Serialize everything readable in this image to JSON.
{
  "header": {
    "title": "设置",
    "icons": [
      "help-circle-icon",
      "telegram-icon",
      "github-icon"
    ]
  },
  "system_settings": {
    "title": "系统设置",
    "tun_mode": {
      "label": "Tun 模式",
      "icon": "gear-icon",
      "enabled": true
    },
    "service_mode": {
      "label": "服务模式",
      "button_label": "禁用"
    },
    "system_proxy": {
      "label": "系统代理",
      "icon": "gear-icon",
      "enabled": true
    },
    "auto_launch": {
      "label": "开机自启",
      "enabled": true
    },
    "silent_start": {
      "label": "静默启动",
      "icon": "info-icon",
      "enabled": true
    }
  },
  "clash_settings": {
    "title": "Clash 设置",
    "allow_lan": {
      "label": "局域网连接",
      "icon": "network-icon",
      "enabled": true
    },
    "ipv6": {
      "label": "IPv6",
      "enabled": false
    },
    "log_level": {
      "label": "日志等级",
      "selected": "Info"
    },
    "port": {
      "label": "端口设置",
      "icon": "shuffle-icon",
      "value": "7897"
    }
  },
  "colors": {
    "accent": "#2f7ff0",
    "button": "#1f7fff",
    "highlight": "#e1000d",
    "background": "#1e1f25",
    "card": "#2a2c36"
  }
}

* _REQUIREMENTS_:
From the preceding material, extract every line exactly.

* _WORKED ANSWER_:
Serialize everything readable in this image to JSON.
{
  "header": {
    "title": "设置",
    "icons": [
      "help-circle-icon",
      "telegram-icon",
      "github-icon"
    ]
  },
  "system_settings": {
    "title": "系统设置",
    "tun_mode": {
      "label": "Tun 模式",
      "icon": "gear-icon",
      "enabled": true
    },
    "service_mode": {
      "label": "服务模式",
      "button_label": "禁用"
    },
    "system_proxy": {
      "label": "系统代理",
      "icon": "gear-icon",
      "enabled": true
    },
    "auto_launch": {
      "label": "开机自启",
      "enabled": true
    },
    "silent_start": {
      "label": "静默启动",
      "icon": "info-icon",
      "enabled": true
    }
  },
  "clash_settings": {
    "title": "Clash 设置",
    "allow_lan": {
      "label": "局域网连接",
      "icon": "network-icon",
      "enabled": true
    },
    "ipv6": {
      "label": "IPv6",
      "enabled": false
    },
    "log_level": {
      "label": "日志等级",
      "selected": "Info"
    },
    "port": {
      "label": "端口设置",
      "icon": "shuffle-icon",
      "value": "7897"
    }
  },
  "colors": {
    "accent": "#2f7ff0",
    "button": "#1f7fff",
    "highlight": "#e1000d",
    "background": "#1e1f25",
    "card": "#2a2c36"
  }
}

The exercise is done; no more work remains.